My experience was just fine, actually – even for a Grade ‘A’ Introvert like myself. I got in line at the largest indie record store in town; it’s my usual Friday afternoon haunt and the place most likely to have the objects of my affection. I arrived around 30 minutes before opening, and ended up roughly 100th in line. I met some cool people in line too, from all walks of life. 95% male, of course, and more bad beards, pony tails, and flannel than should be legally permitted to congregate. But that’s the vinyl renaissance in a nutshell…

My local store has their RSD routine down to a science – they limit the rate at which patrons can enter, there’s lots of staff on hand, there’s door prizes, great music is playing, and the records are clearly racked and marked. We’re told that no RSD stock gets set aside or reserved – it’s strictly first-come, first-served – and I’m inclined to believe them.

I’m pleased to report that I managed to find most of what I was after, plus I took advantage of some good sales on other in-stock records. At the first store I visited, I picked up the new Wilco live record from 1996, an LP of early Uncle Tupelo rarities (it was a Tweedy kind of day), and a copy of The National’s performance of their seminal Boxer album, recorded last year in Brussels. I mined some crates and found a special issue of a Jason Isbell live album from 2007. I didn’t know many of the songs, having been a recent convert to this brilliant songwriter, but what the hell, right? The record-buying contagion within me was strong. And, as a special thank-you to the early-birds, the shop threw in a free copy of a Johnny Cash early singles LP. So far so good!

Over the next couple of hours, I dropped by three other record shops around town, finding something collectible at each. It’s always kind of entertaining to see which stores get which stock on RSD. There was much grumbling amongst the kale & quinoa crowd at the first store when every copy of Arcade Fire’s debut EP were sold in a flash. Well, I moseyed into a slightly-corporate store across town twenty minutes later and bought one of their five copies on display – no hipsters, no lineups! Blue vinyl, too – an unexpected surprise. I even unearthed a copy of the new Eels album – on twin 10″ yellow platters – for a decent price.

**WHAT THE EXERCISE ASKS:**
Could you update the record-store passage, starting at "My local store" and ending at "to believe them.", so that "staff" reads "employees"?

[Item position entries]
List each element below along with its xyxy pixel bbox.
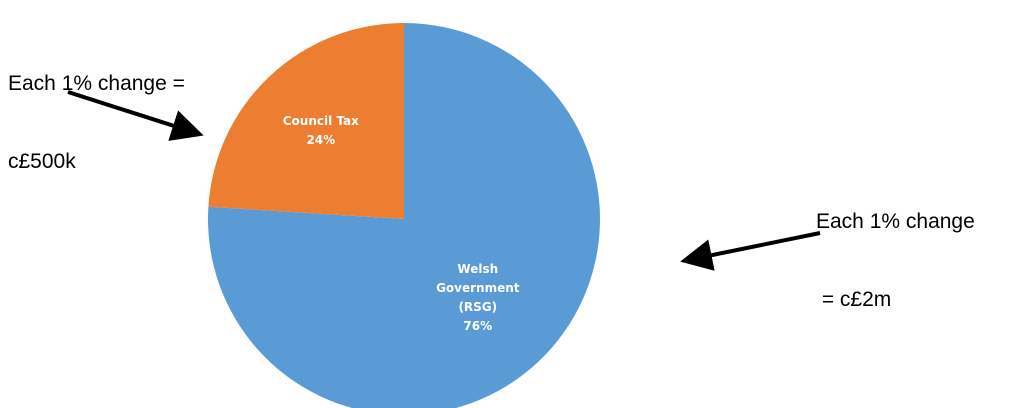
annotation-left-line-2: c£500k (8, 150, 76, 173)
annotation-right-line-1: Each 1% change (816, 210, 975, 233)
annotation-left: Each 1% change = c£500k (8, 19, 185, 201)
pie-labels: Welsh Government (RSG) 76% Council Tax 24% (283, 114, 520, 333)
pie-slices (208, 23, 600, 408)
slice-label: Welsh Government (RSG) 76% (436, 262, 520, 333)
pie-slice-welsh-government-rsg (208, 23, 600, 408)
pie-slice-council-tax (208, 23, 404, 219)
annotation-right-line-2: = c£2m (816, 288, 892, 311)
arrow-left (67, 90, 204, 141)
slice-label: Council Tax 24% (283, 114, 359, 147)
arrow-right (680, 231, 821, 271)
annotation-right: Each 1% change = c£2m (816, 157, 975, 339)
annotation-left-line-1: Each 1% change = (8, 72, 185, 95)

==

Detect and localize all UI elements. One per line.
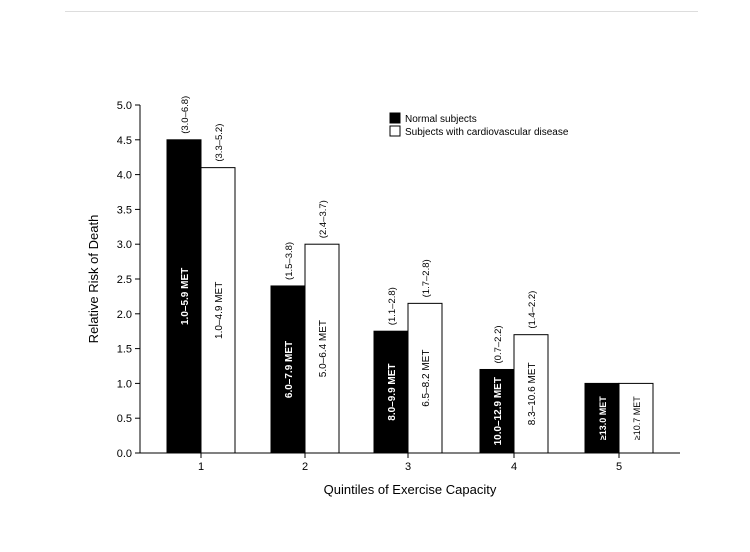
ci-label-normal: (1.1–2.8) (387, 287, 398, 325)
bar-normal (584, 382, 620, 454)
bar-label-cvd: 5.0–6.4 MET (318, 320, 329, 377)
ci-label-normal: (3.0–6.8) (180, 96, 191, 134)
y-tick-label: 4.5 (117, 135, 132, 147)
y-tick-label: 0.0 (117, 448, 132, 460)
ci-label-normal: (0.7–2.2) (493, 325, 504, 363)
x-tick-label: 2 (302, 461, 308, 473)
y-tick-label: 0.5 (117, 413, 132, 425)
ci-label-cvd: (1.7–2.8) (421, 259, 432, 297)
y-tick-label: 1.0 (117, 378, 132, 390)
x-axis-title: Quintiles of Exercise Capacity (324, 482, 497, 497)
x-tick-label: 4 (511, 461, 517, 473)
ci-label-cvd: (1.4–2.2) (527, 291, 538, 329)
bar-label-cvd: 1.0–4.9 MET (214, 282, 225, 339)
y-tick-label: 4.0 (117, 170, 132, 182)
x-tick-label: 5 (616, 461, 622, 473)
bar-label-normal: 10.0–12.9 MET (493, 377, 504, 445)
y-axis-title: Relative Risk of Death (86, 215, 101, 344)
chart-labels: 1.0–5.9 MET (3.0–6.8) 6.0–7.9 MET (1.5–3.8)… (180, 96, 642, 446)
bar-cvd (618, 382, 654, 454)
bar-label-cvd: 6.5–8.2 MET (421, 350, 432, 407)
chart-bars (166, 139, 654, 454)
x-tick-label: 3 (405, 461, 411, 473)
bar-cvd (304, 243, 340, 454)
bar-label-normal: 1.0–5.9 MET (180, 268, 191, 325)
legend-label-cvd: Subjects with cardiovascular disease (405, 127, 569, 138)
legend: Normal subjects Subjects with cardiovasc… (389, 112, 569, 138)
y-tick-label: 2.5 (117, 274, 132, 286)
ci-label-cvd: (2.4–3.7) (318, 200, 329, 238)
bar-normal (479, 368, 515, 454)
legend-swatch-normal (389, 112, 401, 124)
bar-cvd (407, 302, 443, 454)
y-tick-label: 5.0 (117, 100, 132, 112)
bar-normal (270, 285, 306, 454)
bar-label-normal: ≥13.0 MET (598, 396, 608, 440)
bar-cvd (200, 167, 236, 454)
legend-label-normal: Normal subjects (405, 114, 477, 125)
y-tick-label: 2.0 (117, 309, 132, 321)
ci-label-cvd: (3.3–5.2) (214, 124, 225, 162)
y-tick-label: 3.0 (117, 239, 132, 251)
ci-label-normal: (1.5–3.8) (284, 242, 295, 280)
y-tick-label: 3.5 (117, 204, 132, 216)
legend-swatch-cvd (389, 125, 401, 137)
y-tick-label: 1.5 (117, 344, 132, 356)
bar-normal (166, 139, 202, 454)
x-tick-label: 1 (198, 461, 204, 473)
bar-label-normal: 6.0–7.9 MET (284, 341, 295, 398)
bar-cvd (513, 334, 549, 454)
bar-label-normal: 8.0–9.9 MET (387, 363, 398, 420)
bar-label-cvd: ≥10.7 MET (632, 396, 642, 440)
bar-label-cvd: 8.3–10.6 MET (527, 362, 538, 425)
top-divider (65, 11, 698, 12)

**PROBLEM SOLUTION:**
My local store has their RSD routine down to a science – they limit the rate at which patrons can enter, there’s lots of employees on hand, there’s door prizes, great music is playing, and the records are clearly racked and marked. We’re told that no RSD stock gets set aside or reserved – it’s strictly first-come, first-served – and I’m inclined to believe them.